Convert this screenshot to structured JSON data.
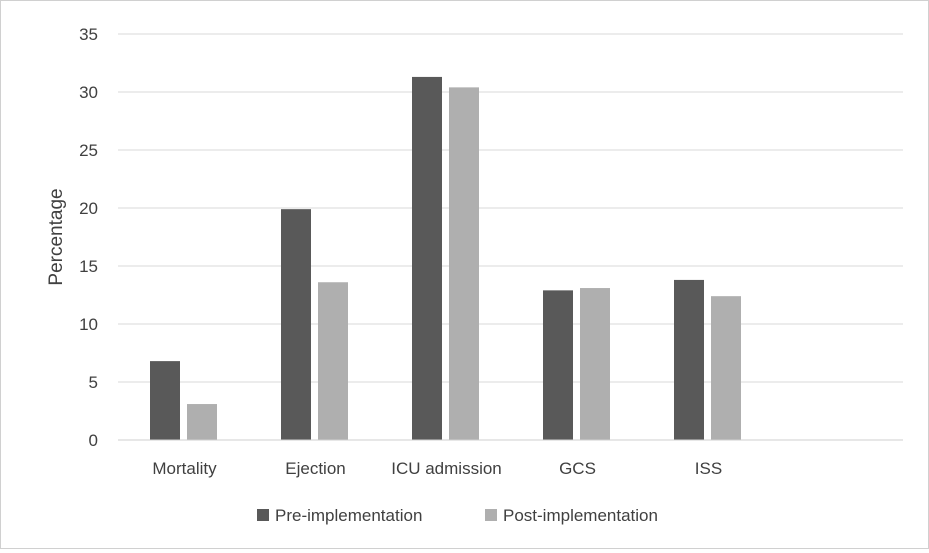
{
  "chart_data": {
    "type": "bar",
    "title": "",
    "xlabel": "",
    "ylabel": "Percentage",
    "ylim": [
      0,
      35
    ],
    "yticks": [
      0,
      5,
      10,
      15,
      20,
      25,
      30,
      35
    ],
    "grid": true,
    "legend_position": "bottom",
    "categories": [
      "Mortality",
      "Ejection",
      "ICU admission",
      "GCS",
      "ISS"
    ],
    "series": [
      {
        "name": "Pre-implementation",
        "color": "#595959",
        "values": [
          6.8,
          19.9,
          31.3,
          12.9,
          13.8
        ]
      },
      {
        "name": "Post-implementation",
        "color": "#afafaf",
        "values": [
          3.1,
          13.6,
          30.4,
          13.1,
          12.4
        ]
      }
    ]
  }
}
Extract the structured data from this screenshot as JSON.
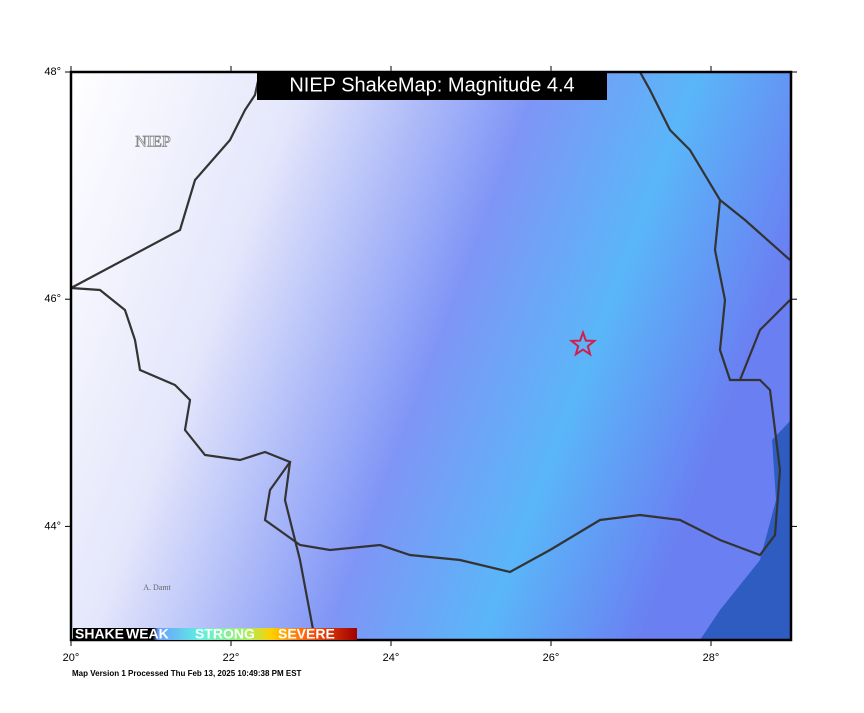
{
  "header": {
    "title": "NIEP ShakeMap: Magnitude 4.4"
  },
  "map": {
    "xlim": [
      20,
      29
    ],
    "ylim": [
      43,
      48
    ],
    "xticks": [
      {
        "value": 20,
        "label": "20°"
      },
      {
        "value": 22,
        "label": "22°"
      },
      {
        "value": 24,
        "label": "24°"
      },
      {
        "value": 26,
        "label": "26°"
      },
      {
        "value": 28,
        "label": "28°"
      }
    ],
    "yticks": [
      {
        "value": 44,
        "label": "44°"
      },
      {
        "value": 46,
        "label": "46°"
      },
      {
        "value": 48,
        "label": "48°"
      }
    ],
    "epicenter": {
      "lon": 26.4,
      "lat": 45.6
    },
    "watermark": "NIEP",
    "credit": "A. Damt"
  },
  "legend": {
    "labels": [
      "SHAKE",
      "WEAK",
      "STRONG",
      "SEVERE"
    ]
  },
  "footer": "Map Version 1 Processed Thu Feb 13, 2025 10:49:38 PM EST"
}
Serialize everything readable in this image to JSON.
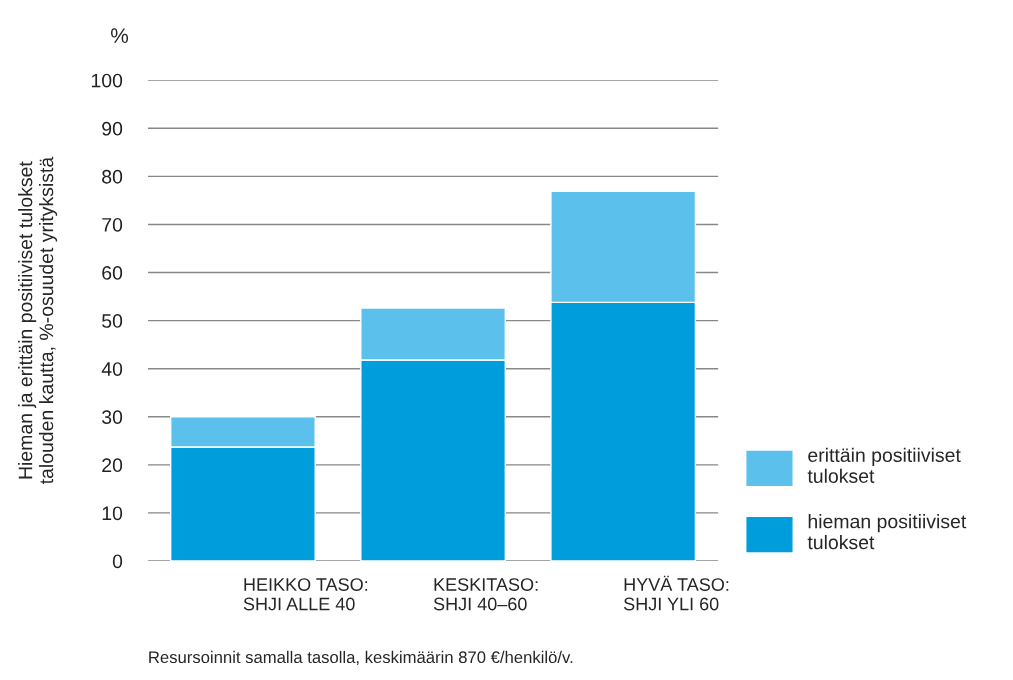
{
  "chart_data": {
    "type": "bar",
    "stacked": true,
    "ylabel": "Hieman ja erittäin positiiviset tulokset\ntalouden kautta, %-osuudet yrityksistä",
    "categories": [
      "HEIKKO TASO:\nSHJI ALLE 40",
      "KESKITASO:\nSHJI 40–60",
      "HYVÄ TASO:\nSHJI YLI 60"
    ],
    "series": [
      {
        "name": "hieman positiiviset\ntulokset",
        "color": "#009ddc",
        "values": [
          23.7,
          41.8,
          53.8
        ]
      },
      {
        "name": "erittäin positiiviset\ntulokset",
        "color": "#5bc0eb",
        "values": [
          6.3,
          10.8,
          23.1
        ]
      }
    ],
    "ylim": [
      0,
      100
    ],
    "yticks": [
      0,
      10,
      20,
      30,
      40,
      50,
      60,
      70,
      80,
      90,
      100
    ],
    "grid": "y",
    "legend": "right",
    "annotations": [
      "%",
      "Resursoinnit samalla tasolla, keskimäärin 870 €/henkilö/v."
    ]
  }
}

----------------------------------------

▶ [Exercise details]:
Retype the records above exactly, starting at the line that contains "Serialize everything readable" and going through the last line, and leave out any pictures.

▶ [Result]:
Serialize everything readable in this image to JSON.
{
  "chart_data": {
    "type": "bar",
    "stacked": true,
    "ylabel": "Hieman ja erittäin positiiviset tulokset\ntalouden kautta, %-osuudet yrityksistä",
    "categories": [
      "HEIKKO TASO:\nSHJI ALLE 40",
      "KESKITASO:\nSHJI 40–60",
      "HYVÄ TASO:\nSHJI YLI 60"
    ],
    "series": [
      {
        "name": "hieman positiiviset\ntulokset",
        "color": "#009ddc",
        "values": [
          23.7,
          41.8,
          53.8
        ]
      },
      {
        "name": "erittäin positiiviset\ntulokset",
        "color": "#5bc0eb",
        "values": [
          6.3,
          10.8,
          23.1
        ]
      }
    ],
    "ylim": [
      0,
      100
    ],
    "yticks": [
      0,
      10,
      20,
      30,
      40,
      50,
      60,
      70,
      80,
      90,
      100
    ],
    "grid": "y",
    "legend": "right",
    "annotations": [
      "%",
      "Resursoinnit samalla tasolla, keskimäärin 870 €/henkilö/v."
    ]
  }
}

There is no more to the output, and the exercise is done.